(PROBLEM TO WORK ON) Copy out all lines in the data below containing the string "kopalniach".

-- Start --

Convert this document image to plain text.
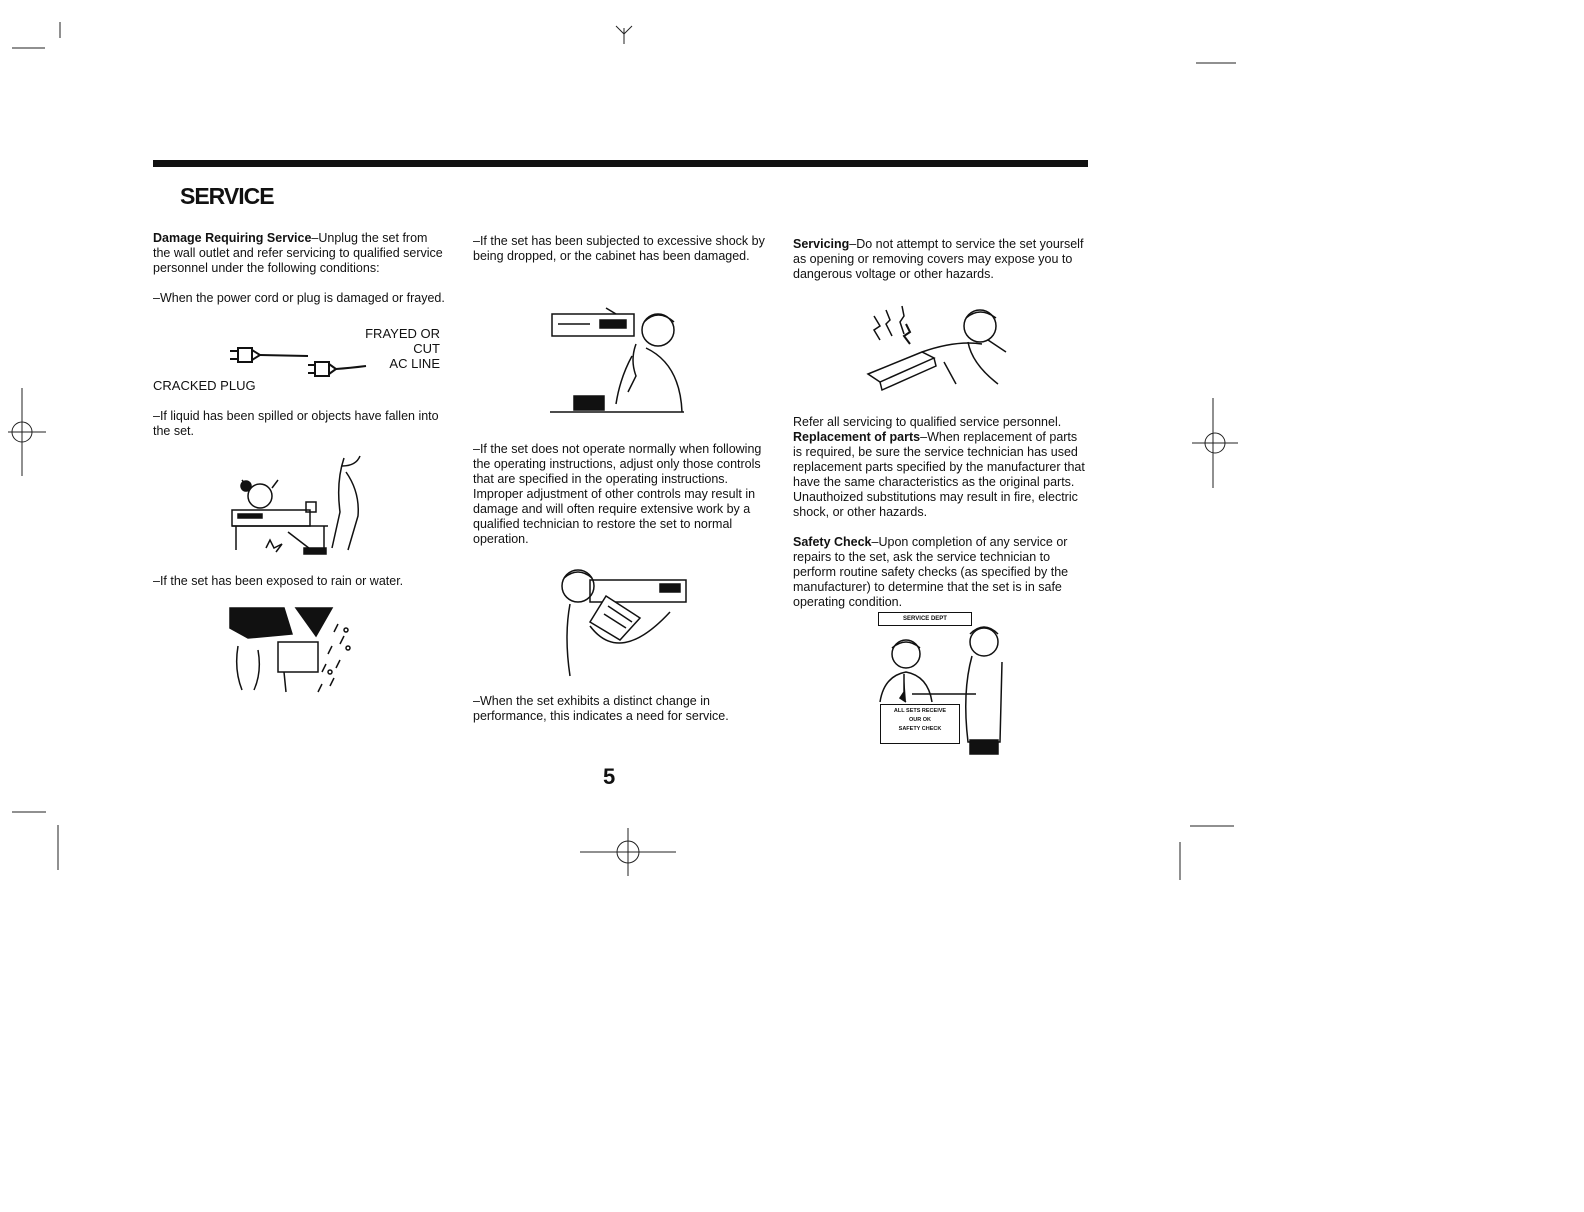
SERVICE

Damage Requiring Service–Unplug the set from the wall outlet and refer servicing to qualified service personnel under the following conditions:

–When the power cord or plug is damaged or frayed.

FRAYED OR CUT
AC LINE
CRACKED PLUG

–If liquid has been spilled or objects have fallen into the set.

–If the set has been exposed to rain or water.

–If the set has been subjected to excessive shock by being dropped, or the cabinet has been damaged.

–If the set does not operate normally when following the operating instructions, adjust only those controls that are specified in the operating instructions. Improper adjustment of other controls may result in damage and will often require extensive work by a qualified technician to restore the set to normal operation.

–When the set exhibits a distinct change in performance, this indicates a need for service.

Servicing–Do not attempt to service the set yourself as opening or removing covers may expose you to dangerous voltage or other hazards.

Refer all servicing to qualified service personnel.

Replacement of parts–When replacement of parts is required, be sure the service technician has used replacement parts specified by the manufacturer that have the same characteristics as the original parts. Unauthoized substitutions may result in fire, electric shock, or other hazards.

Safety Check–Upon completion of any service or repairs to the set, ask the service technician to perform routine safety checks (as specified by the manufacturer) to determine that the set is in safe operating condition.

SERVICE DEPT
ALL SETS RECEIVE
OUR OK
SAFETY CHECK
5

-- End --
-- Start --

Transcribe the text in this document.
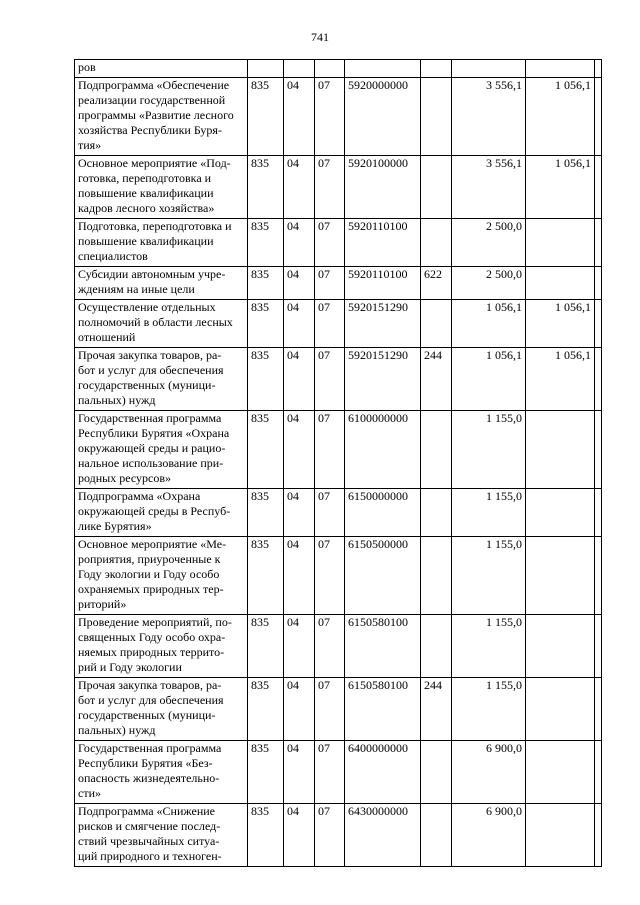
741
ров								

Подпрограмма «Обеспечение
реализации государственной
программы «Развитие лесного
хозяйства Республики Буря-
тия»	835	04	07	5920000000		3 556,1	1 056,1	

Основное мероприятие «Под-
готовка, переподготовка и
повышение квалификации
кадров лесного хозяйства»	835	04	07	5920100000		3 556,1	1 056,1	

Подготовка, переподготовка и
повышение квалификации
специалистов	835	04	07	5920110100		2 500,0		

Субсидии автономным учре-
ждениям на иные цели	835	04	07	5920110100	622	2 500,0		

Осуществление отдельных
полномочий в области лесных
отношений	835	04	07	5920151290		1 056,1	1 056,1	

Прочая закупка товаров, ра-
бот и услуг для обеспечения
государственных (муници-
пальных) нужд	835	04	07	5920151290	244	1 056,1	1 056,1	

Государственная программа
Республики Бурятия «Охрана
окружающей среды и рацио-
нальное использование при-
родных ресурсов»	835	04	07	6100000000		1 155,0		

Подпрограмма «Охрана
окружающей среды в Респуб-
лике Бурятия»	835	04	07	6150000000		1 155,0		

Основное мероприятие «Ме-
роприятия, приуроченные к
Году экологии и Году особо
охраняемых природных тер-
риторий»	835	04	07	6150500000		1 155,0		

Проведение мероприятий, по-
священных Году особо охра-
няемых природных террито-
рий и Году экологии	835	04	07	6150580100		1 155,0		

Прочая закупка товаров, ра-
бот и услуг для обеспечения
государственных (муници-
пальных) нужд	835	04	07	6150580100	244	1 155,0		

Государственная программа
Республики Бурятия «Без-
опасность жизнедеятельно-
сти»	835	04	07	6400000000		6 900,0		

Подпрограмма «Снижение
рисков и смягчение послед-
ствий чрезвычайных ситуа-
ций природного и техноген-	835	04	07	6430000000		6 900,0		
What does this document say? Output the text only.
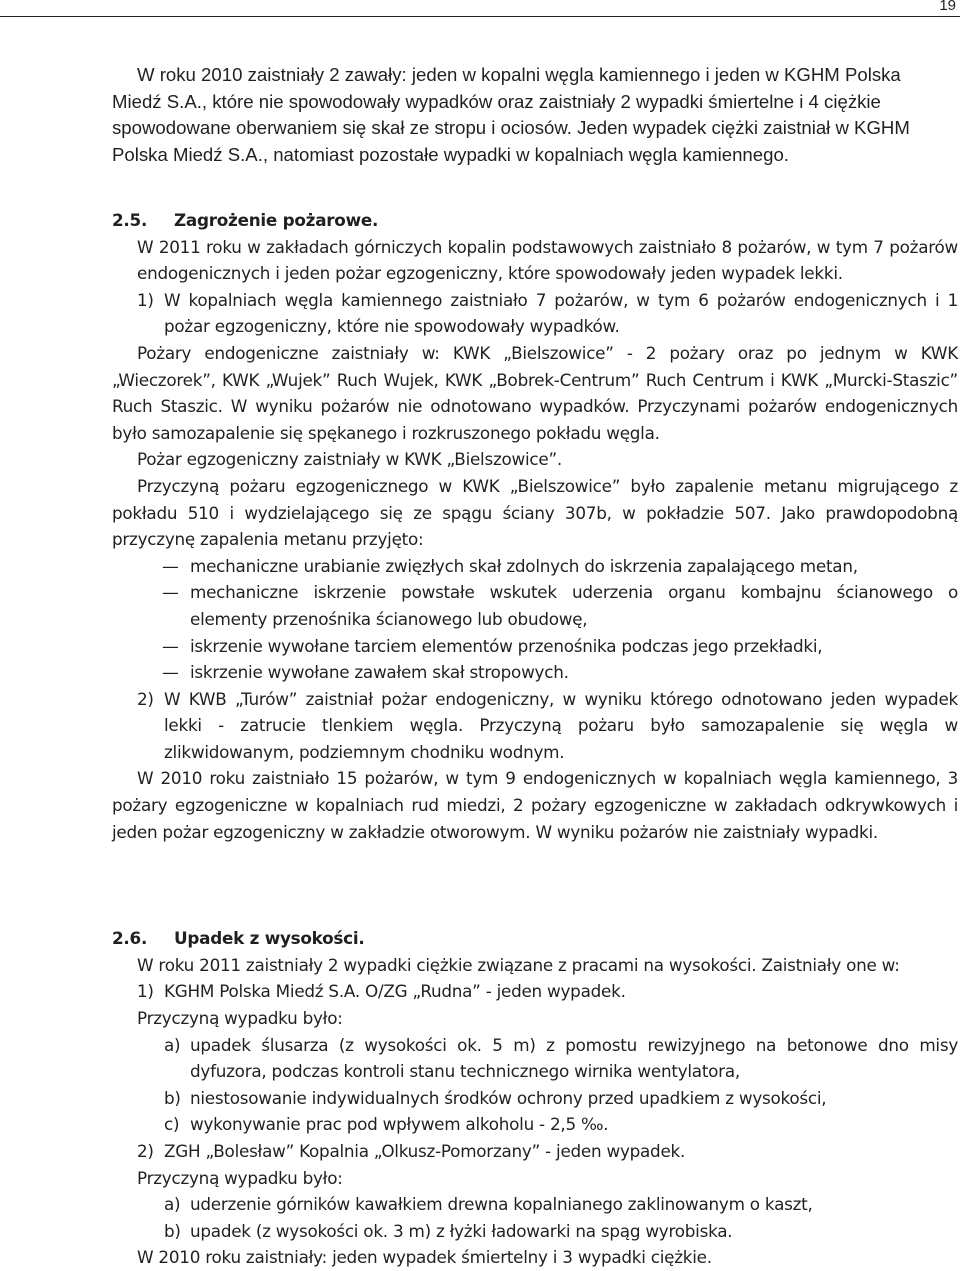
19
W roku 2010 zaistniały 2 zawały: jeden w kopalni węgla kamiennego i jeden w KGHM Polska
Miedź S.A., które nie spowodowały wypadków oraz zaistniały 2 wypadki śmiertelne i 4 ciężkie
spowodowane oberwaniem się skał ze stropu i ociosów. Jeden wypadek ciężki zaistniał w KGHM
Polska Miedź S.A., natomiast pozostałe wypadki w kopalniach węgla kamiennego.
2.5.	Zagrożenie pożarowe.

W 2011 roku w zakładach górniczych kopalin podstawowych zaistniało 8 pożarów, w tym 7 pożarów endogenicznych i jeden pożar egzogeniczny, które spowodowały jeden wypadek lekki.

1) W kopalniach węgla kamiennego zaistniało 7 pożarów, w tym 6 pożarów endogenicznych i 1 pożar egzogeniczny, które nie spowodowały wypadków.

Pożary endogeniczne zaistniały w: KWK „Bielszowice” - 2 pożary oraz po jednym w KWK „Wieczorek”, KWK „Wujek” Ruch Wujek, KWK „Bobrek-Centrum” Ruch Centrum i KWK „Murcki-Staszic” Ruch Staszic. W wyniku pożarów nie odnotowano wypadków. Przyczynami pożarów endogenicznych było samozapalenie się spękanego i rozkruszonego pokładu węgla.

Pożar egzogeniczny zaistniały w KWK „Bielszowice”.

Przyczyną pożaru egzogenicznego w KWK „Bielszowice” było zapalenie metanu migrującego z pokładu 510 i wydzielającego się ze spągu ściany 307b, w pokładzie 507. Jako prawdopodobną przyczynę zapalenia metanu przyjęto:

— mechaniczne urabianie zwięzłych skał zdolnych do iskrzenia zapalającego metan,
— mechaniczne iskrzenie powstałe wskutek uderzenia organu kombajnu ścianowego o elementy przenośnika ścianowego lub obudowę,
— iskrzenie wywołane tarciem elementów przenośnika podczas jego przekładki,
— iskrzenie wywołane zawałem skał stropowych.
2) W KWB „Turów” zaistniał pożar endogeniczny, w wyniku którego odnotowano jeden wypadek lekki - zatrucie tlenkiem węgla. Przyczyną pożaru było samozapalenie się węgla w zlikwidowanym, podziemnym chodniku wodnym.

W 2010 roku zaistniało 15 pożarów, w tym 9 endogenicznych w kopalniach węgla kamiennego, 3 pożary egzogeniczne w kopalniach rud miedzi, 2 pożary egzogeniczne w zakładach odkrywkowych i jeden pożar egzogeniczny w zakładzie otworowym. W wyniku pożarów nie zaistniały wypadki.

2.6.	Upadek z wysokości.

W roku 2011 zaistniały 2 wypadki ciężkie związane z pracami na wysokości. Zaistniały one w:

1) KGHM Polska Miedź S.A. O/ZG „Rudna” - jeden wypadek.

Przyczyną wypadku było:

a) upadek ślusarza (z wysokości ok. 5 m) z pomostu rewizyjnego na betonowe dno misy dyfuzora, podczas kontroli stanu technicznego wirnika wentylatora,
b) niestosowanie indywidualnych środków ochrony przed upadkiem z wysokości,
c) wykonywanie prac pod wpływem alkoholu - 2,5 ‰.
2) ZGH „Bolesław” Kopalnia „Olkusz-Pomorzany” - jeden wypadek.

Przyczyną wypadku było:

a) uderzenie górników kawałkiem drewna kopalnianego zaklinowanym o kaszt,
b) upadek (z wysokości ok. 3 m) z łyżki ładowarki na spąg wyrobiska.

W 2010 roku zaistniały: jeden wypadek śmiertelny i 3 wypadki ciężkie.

-- End --
-- Start --

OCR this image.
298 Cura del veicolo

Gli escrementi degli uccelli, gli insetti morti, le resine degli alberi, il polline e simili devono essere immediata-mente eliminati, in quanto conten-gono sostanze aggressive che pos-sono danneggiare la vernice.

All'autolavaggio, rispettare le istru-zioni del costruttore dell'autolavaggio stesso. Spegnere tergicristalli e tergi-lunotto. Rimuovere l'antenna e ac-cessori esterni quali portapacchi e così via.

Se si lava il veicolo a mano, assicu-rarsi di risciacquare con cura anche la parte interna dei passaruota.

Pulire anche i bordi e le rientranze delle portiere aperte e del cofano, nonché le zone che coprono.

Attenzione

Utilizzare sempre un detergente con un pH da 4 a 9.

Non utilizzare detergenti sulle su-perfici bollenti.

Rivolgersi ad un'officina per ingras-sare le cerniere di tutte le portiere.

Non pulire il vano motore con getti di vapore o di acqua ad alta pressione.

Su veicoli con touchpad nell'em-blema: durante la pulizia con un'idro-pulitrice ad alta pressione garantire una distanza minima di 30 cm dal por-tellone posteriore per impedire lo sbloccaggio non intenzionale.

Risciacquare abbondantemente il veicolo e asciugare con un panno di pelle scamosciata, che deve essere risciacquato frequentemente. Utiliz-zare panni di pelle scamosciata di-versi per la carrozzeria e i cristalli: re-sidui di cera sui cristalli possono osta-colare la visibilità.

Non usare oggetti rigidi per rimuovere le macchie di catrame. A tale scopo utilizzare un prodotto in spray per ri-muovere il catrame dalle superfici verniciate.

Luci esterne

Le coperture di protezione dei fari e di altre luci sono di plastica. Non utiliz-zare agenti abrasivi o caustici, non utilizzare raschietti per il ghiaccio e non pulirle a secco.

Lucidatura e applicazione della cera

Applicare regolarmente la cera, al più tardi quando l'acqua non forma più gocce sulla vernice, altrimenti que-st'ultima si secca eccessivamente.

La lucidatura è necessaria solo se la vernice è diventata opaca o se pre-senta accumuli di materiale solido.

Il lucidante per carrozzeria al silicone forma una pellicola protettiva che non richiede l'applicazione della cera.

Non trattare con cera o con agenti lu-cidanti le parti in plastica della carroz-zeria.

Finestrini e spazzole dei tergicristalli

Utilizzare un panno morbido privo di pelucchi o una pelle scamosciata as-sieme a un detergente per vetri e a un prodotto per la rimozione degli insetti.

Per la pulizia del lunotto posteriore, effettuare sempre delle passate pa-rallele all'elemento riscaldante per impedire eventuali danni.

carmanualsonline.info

-- End --

(FINAL RESULT)
Polska Miedź S.A., natomiast pozostałe wypadki w kopalniach węgla kamiennego.
1) W kopalniach węgla kamiennego zaistniało 7 pożarów, w tym 6 pożarów endogenicznych i 1 pożar egzogeniczny, które nie spowodowały wypadków.
W 2010 roku zaistniało 15 pożarów, w tym 9 endogenicznych w kopalniach węgla kamiennego, 3 pożary egzogeniczne w kopalniach rud miedzi, 2 pożary egzogeniczne w zakładach odkrywkowych i jeden pożar egzogeniczny w zakładzie otworowym. W wyniku pożarów nie zaistniały wypadki.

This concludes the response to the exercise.